The records:
-- START --
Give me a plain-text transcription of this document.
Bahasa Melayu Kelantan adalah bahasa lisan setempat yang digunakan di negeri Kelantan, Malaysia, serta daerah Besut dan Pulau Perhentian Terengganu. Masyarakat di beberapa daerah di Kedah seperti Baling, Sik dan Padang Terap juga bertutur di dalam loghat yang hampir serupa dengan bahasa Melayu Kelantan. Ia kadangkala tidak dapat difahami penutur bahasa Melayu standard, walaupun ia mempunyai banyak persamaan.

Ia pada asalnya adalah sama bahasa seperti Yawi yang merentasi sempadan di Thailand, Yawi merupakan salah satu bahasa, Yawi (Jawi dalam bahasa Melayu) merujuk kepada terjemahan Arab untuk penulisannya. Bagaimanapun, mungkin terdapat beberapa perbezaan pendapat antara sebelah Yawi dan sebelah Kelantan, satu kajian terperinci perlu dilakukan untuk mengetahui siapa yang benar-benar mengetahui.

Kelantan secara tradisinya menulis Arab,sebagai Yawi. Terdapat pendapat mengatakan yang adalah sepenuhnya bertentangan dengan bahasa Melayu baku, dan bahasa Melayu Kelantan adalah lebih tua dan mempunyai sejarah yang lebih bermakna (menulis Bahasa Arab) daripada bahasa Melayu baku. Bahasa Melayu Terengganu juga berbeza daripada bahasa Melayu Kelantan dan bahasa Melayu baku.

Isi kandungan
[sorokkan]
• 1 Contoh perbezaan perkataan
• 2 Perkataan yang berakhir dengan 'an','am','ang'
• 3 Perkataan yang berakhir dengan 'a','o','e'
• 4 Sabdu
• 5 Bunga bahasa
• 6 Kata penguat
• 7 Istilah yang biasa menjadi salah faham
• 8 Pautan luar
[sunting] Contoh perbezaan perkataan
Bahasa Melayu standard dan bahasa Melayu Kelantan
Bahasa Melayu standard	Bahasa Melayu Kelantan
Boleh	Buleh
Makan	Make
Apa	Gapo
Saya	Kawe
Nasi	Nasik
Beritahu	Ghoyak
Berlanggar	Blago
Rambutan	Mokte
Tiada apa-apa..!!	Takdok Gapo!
-- END --
Aim of the exercise: Print the listing above in its entirety, with every line exact.

Response to this exercise:
Give me a plain-text transcription of this document.
Bahasa Melayu Kelantan adalah bahasa lisan setempat yang digunakan di negeri Kelantan, Malaysia, serta daerah Besut dan Pulau Perhentian Terengganu. Masyarakat di beberapa daerah di Kedah seperti Baling, Sik dan Padang Terap juga bertutur di dalam loghat yang hampir serupa dengan bahasa Melayu Kelantan. Ia kadangkala tidak dapat difahami penutur bahasa Melayu standard, walaupun ia mempunyai banyak persamaan.

Ia pada asalnya adalah sama bahasa seperti Yawi yang merentasi sempadan di Thailand, Yawi merupakan salah satu bahasa, Yawi (Jawi dalam bahasa Melayu) merujuk kepada terjemahan Arab untuk penulisannya. Bagaimanapun, mungkin terdapat beberapa perbezaan pendapat antara sebelah Yawi dan sebelah Kelantan, satu kajian terperinci perlu dilakukan untuk mengetahui siapa yang benar-benar mengetahui.

Kelantan secara tradisinya menulis Arab,sebagai Yawi. Terdapat pendapat mengatakan yang adalah sepenuhnya bertentangan dengan bahasa Melayu baku, dan bahasa Melayu Kelantan adalah lebih tua dan mempunyai sejarah yang lebih bermakna (menulis Bahasa Arab) daripada bahasa Melayu baku. Bahasa Melayu Terengganu juga berbeza daripada bahasa Melayu Kelantan dan bahasa Melayu baku.

Isi kandungan
[sorokkan]
• 1 Contoh perbezaan perkataan
• 2 Perkataan yang berakhir dengan 'an','am','ang'
• 3 Perkataan yang berakhir dengan 'a','o','e'
• 4 Sabdu
• 5 Bunga bahasa
• 6 Kata penguat
• 7 Istilah yang biasa menjadi salah faham
• 8 Pautan luar
[sunting] Contoh perbezaan perkataan
Bahasa Melayu standard dan bahasa Melayu Kelantan
Bahasa Melayu standard	Bahasa Melayu Kelantan
Boleh	Buleh
Makan	Make
Apa	Gapo
Saya	Kawe
Nasi	Nasik
Beritahu	Ghoyak
Berlanggar	Blago
Rambutan	Mokte
Tiada apa-apa..!!	Takdok Gapo!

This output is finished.